Todos os funcionários do navio estão prontos para ter seus 3 segundos ou 5 minutos de fama. É o caso também dos garçons do evento chamado “Jantar Italiano”. Um evento, sim, porque, entre uma garfada e outra na minha bisteca argentina (mas não era jantar italiano?), quase engasgo quando uma voz comanda, a plenos pulmões, nos alto-falantes, que todos comecem a balançar seus guardanapos, enquanto uma canção típica começa a tocar.
Nada em todo o cruzeiro me impressionou tanto quanto a absoluta ausência de hesitação dos convivas antes de começar a sacudir vigorosamente os panos que até segundos atrás repousavam solenes sobre seus colos, enquanto comiam. É a tal predisposição para a alegria em seu grau máximo.
Dos guardanapos, passaram às danças e, um minuto depois, senhores barrigudos e mulheres com vestidos decotados seguiam as garçonetes – brasileiras e filipinas – em trenzinhos pelo salão, sob os olhos arregalados das mesas reservadas à imprensa.
Enquanto repórteres largavam seus garfos para anotar mais um momento desse dia esquisito, começava a tocar a arquicanção italiana “Volare” e os garçons e garçonetes mais prendados (nenhum filipino, curiosamente) faziam uma coreografia à beira da escada, com direito a toda uma turma (média de idade: 55) imitando os passos atrás deles. Para o gran finale, os “artistas” deslizavam pelo corrimão. Superego para quê?
As boas emoções
Depois disso é hora do show de Roberto Carlos – ainda bem, porque ele me salvou mais uma vez. Antes de o cantor entrar no palco, porém, as senhoras descobrem na platéia Tom Cavalcanti. Na falta do Rei, o humorista vira príncipe e atende as filas de mulheres com câmeras fotográficas a postos, que posam ao lado dele.
Mas Roberto finalmente aparece, sob gritos histéricos e salvas de palmas de fãs, entre elas as minhas. Abre com “Emoções”, toca “Detalhes” (que quase não consigo ouvir, porque uma fã insiste em declamar cada verso antes da hora), faz um pout-pourri com as canções “automobilísticas”, e introduz “O Côncavo e o Convexo” com a frase “Agora uma canção inocente”. O Rei está safadinho, comentam repórteres que costumam acompanhá-lo.

- Itens
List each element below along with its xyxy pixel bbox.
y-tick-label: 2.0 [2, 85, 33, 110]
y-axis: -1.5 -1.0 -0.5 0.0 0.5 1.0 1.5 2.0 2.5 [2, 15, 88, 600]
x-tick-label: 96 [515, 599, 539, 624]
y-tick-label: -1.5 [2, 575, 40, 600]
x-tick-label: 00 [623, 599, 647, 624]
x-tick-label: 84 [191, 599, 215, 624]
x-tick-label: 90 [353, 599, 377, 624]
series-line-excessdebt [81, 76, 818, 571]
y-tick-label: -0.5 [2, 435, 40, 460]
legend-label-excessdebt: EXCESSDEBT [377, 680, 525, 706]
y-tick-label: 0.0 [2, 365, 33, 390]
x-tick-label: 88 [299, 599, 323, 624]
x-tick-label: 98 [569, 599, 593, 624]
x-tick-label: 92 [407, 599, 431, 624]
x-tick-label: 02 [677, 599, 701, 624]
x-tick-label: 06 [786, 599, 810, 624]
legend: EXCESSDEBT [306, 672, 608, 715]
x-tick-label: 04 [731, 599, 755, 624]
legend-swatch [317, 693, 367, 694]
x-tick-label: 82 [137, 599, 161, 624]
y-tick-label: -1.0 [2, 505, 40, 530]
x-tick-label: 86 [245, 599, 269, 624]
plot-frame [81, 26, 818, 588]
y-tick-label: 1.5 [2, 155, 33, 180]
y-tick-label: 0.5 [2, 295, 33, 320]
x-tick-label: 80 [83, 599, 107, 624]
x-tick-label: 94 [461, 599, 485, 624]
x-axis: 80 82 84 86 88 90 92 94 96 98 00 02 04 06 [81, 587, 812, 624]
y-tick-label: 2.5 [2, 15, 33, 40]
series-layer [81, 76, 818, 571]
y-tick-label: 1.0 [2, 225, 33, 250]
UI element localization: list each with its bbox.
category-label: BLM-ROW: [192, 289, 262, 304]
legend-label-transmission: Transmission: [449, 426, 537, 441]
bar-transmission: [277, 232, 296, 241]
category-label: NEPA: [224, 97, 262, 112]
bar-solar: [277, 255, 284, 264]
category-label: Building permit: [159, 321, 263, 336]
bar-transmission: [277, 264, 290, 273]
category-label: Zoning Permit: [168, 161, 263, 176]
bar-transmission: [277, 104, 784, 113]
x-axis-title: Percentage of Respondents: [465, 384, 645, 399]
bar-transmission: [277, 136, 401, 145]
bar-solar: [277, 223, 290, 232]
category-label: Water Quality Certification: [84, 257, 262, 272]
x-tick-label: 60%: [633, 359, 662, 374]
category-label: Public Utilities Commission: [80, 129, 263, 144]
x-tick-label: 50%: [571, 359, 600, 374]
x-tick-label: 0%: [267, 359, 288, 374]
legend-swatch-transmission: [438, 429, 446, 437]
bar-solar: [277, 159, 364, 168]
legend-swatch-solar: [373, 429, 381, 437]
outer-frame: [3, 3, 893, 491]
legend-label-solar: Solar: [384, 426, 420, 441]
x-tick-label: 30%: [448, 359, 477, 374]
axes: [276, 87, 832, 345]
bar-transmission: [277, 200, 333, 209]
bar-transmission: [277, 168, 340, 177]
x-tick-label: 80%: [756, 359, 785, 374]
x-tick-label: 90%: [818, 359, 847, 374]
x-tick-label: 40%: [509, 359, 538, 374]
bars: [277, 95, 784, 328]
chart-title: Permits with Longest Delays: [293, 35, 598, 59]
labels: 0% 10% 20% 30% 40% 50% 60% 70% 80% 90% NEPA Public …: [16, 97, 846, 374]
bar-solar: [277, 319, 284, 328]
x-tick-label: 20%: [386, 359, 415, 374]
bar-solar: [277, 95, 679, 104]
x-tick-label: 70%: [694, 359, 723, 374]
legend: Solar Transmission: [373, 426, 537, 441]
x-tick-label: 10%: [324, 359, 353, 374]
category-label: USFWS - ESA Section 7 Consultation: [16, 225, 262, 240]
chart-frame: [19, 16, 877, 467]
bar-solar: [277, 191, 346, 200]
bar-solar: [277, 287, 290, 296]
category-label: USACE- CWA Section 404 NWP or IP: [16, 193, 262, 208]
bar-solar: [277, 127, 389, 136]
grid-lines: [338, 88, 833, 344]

- Tarefa
Copie do texto sobre o cruzeiro o trecho entre "Todos os funcionários" e "começa a tocar.", incluindo essas duas passagens.

- Resposta correta
Todos os funcionários do navio estão prontos para ter seus 3 segundos ou 5 minutos de fama. É o caso também dos garçons do evento chamado “Jantar Italiano”. Um evento, sim, porque, entre uma garfada e outra na minha bisteca argentina (mas não era jantar italiano?), quase engasgo quando uma voz comanda, a plenos pulmões, nos alto-falantes, que todos comecem a balançar seus guardanapos, enquanto uma canção típica começa a tocar.